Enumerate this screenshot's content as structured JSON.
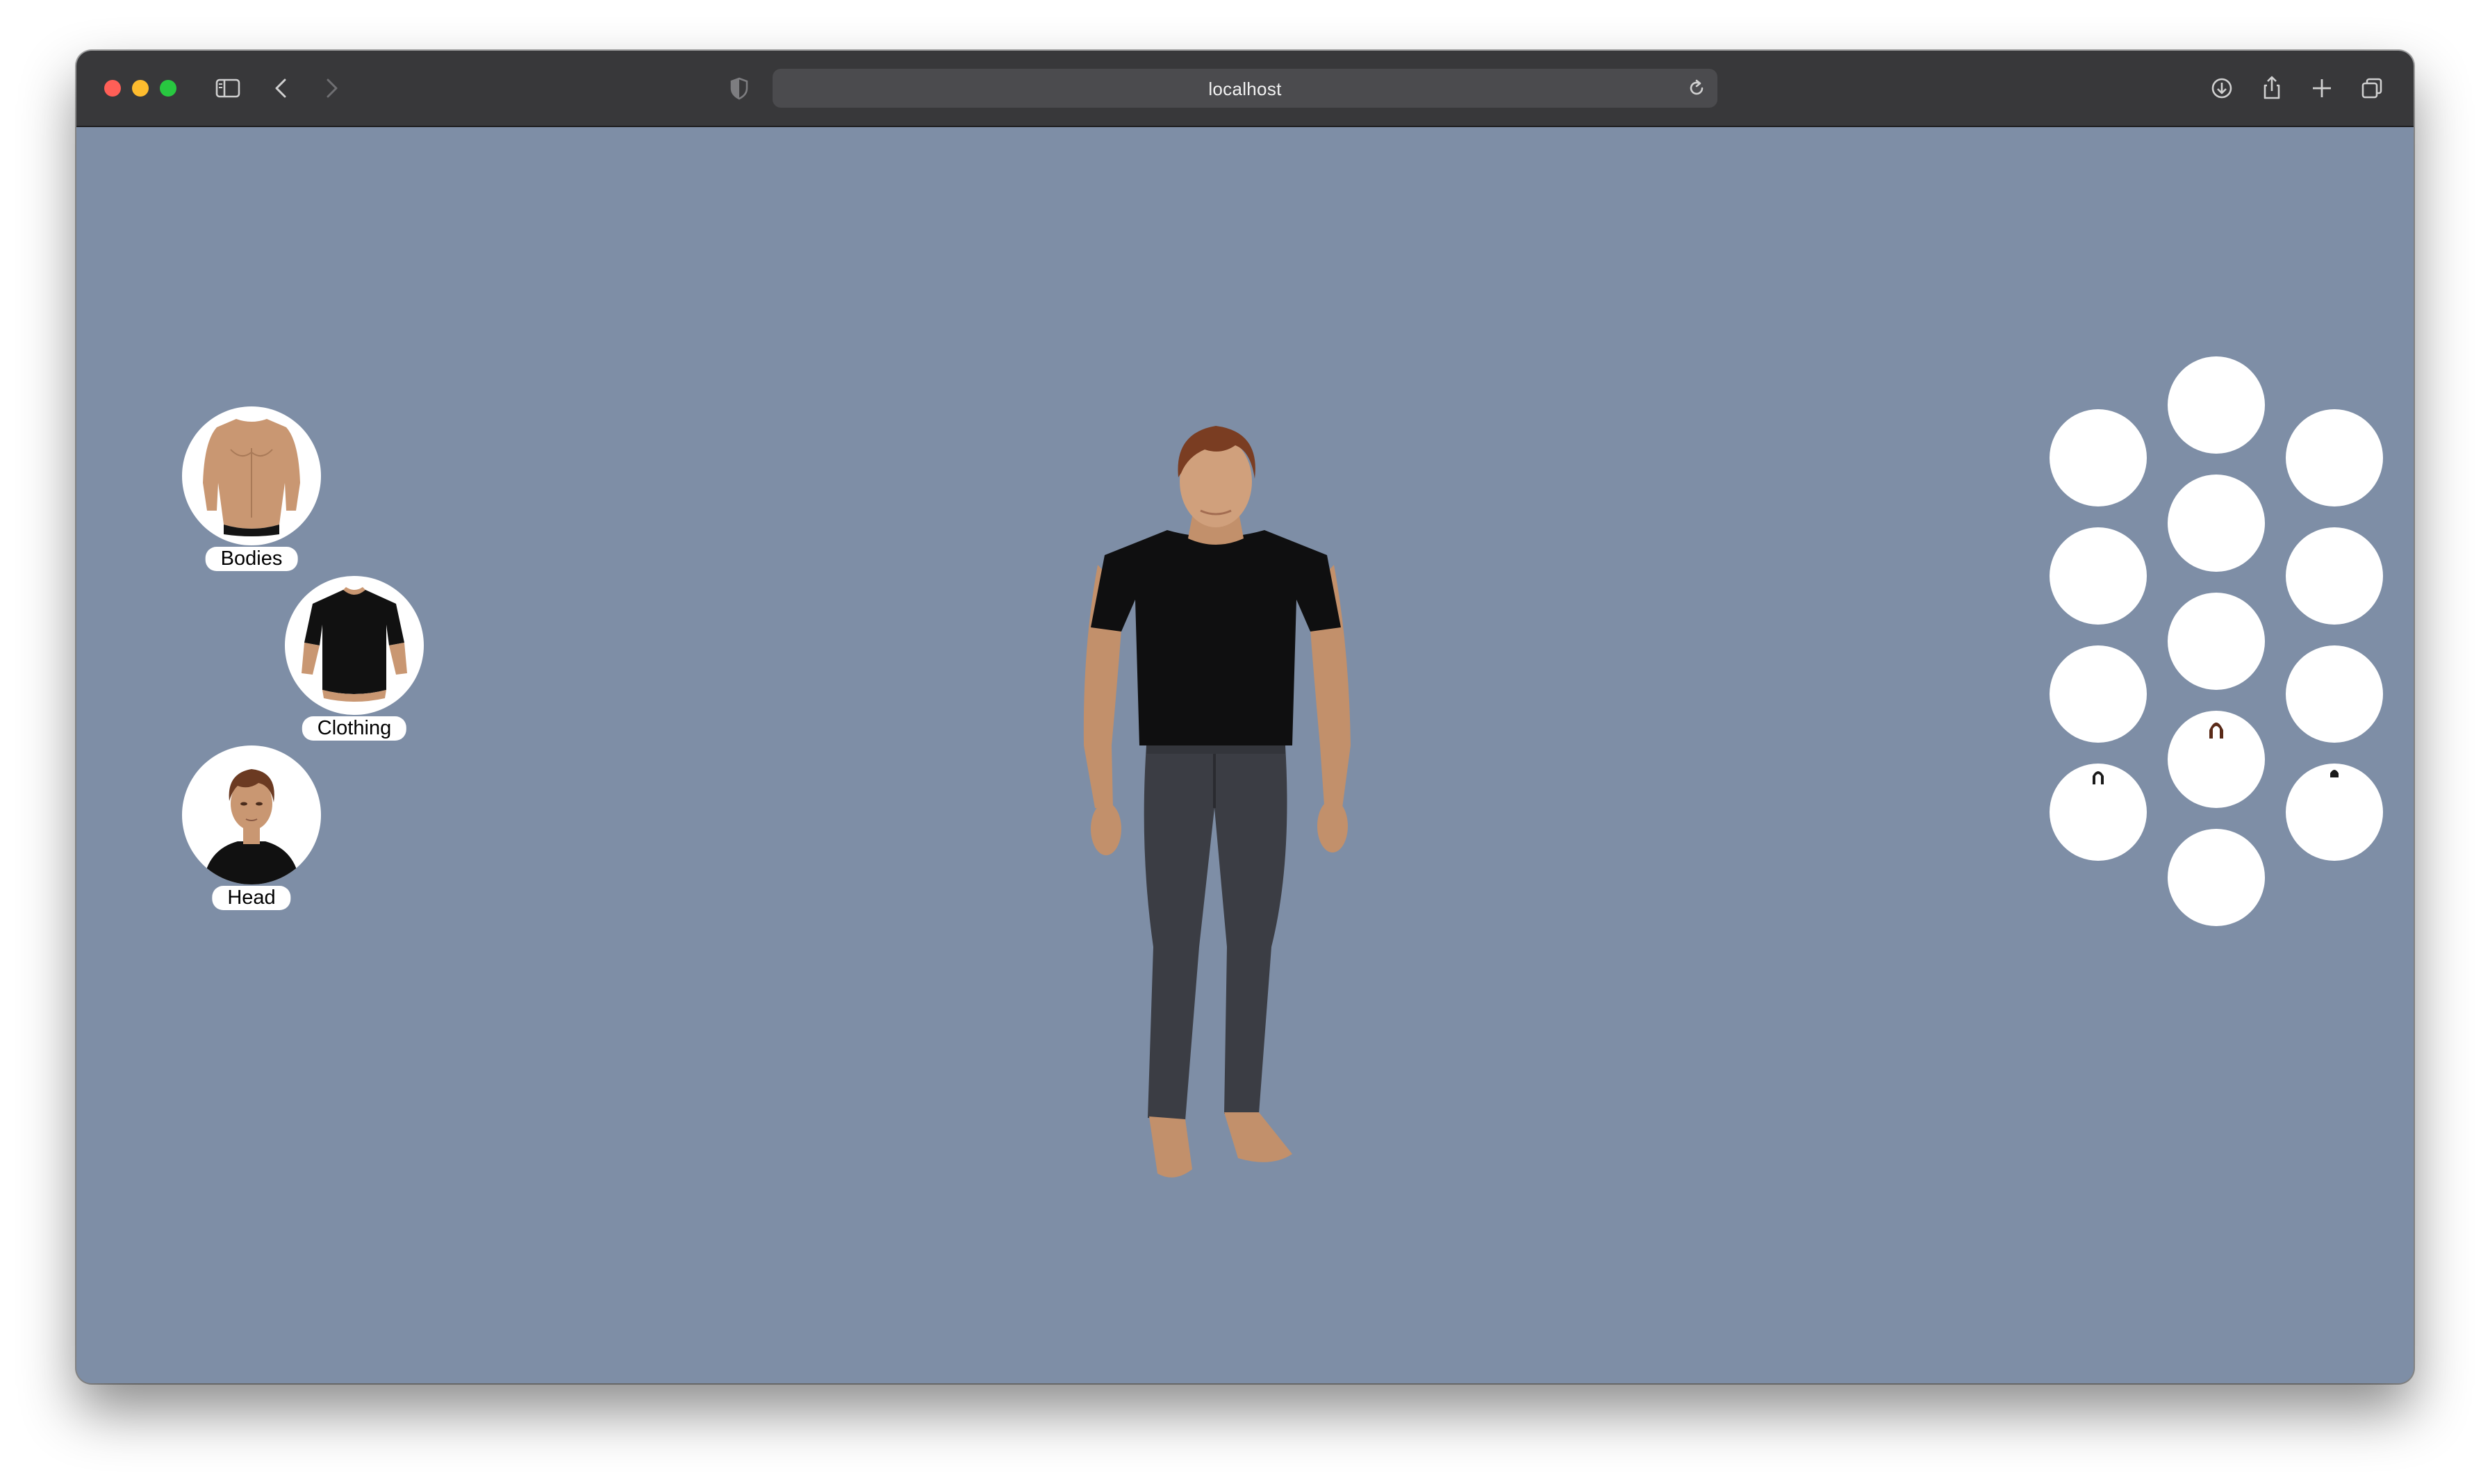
{
  "browser": {
    "url": "localhost",
    "traffic_lights": {
      "close": "#ff5f57",
      "minimize": "#febc2e",
      "zoom": "#28c840"
    },
    "toolbar_color": "#38383a"
  },
  "page": {
    "background": "#7e8ea6",
    "categories": [
      {
        "label": "Bodies",
        "icon": "torso-thumbnail"
      },
      {
        "label": "Clothing",
        "icon": "shirt-thumbnail"
      },
      {
        "label": "Head",
        "icon": "head-thumbnail"
      }
    ],
    "character": {
      "description_icon": "character-preview-figure"
    },
    "options": [
      {
        "id": "option-1",
        "thumbnail": "empty"
      },
      {
        "id": "option-2",
        "thumbnail": "empty"
      },
      {
        "id": "option-3",
        "thumbnail": "empty"
      },
      {
        "id": "option-4",
        "thumbnail": "empty"
      },
      {
        "id": "option-5",
        "thumbnail": "empty"
      },
      {
        "id": "option-6",
        "thumbnail": "empty"
      },
      {
        "id": "option-7",
        "thumbnail": "empty"
      },
      {
        "id": "option-8",
        "thumbnail": "empty"
      },
      {
        "id": "option-9",
        "thumbnail": "empty"
      },
      {
        "id": "option-10",
        "thumbnail": "hair"
      },
      {
        "id": "option-11",
        "thumbnail": "hair"
      },
      {
        "id": "option-12",
        "thumbnail": "hair"
      },
      {
        "id": "option-13",
        "thumbnail": "empty"
      }
    ]
  }
}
·····
Transcribe every entry word for word, but skip the pictures.

Enumerate this screenshot's content as structured JSON.
{
  "browser": {
    "url": "localhost",
    "traffic_lights": {
      "close": "#ff5f57",
      "minimize": "#febc2e",
      "zoom": "#28c840"
    },
    "toolbar_color": "#38383a"
  },
  "page": {
    "background": "#7e8ea6",
    "categories": [
      {
        "label": "Bodies",
        "icon": "torso-thumbnail"
      },
      {
        "label": "Clothing",
        "icon": "shirt-thumbnail"
      },
      {
        "label": "Head",
        "icon": "head-thumbnail"
      }
    ],
    "character": {
      "description_icon": "character-preview-figure"
    },
    "options": [
      {
        "id": "option-1",
        "thumbnail": "empty"
      },
      {
        "id": "option-2",
        "thumbnail": "empty"
      },
      {
        "id": "option-3",
        "thumbnail": "empty"
      },
      {
        "id": "option-4",
        "thumbnail": "empty"
      },
      {
        "id": "option-5",
        "thumbnail": "empty"
      },
      {
        "id": "option-6",
        "thumbnail": "empty"
      },
      {
        "id": "option-7",
        "thumbnail": "empty"
      },
      {
        "id": "option-8",
        "thumbnail": "empty"
      },
      {
        "id": "option-9",
        "thumbnail": "empty"
      },
      {
        "id": "option-10",
        "thumbnail": "hair"
      },
      {
        "id": "option-11",
        "thumbnail": "hair"
      },
      {
        "id": "option-12",
        "thumbnail": "hair"
      },
      {
        "id": "option-13",
        "thumbnail": "empty"
      }
    ]
  }
}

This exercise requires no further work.